++++ Предоставленный текст
АКАДЕМИК НАН АНАТОЛИЙ ЗАГОРОДНИЙ: «НАУКА НИКОГДА НЕ ПРЕТЕНДУЕТ НА ТО, ЧТОБЫ ОТВЕТИТЬ НА ВСЕ ВОПРОСЫ»
02.07.2014
Источник: Столетие,
Владимир Губарев
Беседа с вице-президентом Национальной Академии наук Украины Анатолием Глебовичем Загородним
Анатолий Глебович Загородний – не только вице-президент Национальной Академии наук Украины и иностранный член Российской академии наук, но и директор Института теоретической физики имени Николая Николаевича Боголюбова, великого математика ХХ века. С его именем связана и история «Атомного проекта СССР», и создание Объединенного института ядерных исследований в Дубне. Короче говоря, уже сама причастность к академику Боголюбову определяет масштаб моего собеседника как ученого-физика. А потому первый вопрос, который я задал Анатолию Глебовичу, был очевиден:
– Что для вас академик Боголюбов?
++++++++
++++ Исходные данные
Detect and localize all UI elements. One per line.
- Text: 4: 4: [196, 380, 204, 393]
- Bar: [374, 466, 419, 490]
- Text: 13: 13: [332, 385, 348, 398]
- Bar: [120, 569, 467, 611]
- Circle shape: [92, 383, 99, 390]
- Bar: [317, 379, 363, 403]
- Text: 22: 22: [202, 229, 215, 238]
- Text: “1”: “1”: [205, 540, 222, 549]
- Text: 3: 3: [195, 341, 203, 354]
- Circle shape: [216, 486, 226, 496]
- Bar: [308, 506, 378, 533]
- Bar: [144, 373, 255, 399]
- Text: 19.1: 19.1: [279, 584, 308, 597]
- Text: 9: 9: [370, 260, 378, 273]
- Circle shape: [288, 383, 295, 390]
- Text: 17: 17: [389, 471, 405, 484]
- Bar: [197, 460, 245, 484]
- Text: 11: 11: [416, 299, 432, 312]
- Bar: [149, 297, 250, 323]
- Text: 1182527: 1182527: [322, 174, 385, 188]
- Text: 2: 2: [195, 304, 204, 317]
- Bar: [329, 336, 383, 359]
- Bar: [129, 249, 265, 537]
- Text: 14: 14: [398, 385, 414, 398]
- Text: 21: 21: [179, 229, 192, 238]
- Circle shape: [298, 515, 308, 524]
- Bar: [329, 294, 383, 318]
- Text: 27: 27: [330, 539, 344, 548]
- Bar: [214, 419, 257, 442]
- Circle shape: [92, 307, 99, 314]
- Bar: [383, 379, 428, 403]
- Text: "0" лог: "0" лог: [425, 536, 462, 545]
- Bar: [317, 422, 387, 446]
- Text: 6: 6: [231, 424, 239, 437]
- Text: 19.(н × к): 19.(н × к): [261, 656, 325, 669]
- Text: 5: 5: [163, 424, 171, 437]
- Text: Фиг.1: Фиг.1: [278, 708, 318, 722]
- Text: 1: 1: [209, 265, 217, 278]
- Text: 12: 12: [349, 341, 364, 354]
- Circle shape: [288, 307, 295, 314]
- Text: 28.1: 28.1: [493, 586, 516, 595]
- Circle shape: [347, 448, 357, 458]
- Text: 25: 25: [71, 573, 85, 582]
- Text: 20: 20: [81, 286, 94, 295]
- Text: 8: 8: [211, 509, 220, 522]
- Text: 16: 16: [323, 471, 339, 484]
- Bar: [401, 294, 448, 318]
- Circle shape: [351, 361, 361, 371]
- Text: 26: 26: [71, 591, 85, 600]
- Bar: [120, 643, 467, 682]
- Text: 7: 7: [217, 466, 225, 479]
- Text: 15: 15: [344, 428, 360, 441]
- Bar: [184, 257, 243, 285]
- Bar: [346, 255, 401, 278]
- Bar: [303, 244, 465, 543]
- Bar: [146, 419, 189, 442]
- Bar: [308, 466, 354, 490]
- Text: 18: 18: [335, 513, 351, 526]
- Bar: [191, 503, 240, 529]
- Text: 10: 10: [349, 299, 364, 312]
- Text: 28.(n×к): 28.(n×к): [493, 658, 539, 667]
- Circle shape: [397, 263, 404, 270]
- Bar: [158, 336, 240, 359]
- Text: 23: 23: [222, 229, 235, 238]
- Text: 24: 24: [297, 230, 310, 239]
++++++++
**Задание 1:**
Назовите все научные учреждения, которые упоминаются в интервью с А. Г. Загородним.
**Задание 2:**
Продолжите интервью с А. Г. Загородним с того места, где текст обрывается.

**Итоговый ответ 1:**
Национальная Академия наук Украины
Российская академия наук
Институт теоретической физики имени Николая Николаевича Боголюбова
Объединенный институт ядерных исследований в Дубне

**Итоговый ответ 2:**
– Это – эпоха в теоретической физике, эпоха в нашей науке. «Школа Боголюбова» не только в прошлом, в советском времени, но и просматривается сегодня. И у нас в Киеве, и в Дубне. Можно только удивляться, как он мог предвидеть развитие многих направлений, которые сегодня становятся актуальными и главными. Работы нашего Института теоретической физики подтверждают этот тезис. Кстати, идея создания Института полностью принадлежит Николаю Николаевичу, и потому он нынче носит его имя по праву.
– Слишком многое его связывало с Киевом и Украиной…
– Конечно. Он любил Киев, Украину. Здесь прошло его детство, здесь он вошел в большую науку. Любопытно, что единственный его документ об образовании – это справка об окончании средней школы на Полтавщине. Потом уже был диплом доктора наук по математике.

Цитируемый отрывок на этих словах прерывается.